**REQUIRED TASK**
Report the count of lines holding "xlabel" in the records, with no other words.

==== GIVEN ENTRIES ====

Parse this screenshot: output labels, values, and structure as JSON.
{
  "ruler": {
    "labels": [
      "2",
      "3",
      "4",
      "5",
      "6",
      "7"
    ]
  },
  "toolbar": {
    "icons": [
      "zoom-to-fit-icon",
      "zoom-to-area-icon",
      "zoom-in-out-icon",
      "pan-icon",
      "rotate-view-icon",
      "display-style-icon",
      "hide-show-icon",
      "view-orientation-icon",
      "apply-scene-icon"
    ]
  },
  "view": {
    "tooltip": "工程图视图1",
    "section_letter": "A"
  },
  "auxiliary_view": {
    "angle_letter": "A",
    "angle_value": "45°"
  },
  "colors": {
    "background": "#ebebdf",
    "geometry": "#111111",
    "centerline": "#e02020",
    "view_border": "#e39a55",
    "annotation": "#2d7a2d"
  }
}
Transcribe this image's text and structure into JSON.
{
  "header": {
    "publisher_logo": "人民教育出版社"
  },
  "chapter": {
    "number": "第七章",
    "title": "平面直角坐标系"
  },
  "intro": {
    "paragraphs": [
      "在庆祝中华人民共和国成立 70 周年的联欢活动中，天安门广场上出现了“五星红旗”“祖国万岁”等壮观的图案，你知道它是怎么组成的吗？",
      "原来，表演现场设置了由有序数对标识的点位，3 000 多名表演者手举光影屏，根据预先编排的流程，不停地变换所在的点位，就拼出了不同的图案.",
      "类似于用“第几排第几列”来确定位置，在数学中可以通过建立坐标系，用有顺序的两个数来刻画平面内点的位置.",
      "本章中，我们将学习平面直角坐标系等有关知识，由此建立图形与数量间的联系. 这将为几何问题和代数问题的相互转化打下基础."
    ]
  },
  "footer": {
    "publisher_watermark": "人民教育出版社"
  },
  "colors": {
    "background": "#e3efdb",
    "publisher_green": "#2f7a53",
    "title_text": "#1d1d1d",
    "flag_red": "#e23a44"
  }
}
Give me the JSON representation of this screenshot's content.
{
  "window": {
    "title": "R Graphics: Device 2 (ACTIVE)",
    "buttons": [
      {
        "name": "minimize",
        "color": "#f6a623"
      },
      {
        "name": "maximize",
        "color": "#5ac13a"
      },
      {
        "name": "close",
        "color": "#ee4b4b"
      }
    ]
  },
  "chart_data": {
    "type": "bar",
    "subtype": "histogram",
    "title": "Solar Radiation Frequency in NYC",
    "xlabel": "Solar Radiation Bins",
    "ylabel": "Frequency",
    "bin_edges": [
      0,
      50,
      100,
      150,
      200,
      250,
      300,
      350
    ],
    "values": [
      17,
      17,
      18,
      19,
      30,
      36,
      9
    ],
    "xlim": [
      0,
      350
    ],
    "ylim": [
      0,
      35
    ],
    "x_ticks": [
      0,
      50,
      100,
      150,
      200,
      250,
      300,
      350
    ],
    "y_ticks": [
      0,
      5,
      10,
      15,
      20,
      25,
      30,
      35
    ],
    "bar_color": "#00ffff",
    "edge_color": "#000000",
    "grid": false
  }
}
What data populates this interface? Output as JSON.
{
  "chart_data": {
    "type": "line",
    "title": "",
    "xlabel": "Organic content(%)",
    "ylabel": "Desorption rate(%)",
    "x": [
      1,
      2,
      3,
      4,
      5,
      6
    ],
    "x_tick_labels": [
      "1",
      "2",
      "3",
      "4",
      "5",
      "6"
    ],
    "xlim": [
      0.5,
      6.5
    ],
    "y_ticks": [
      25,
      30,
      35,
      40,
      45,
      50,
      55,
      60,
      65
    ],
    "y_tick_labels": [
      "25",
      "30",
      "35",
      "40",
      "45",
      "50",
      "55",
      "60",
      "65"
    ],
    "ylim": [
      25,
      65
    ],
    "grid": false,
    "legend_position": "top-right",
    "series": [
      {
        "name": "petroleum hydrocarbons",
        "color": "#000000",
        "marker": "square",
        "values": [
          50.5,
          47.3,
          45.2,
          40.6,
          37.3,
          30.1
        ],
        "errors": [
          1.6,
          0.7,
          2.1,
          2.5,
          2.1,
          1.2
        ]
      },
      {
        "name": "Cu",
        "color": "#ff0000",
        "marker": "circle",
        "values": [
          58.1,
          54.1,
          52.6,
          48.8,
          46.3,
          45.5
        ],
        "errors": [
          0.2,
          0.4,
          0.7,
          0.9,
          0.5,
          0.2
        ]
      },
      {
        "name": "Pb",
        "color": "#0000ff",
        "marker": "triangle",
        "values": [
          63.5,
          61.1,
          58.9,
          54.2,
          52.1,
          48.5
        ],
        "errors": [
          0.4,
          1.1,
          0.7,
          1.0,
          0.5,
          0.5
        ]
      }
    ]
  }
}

====

**EXPECTED ANSWER**
2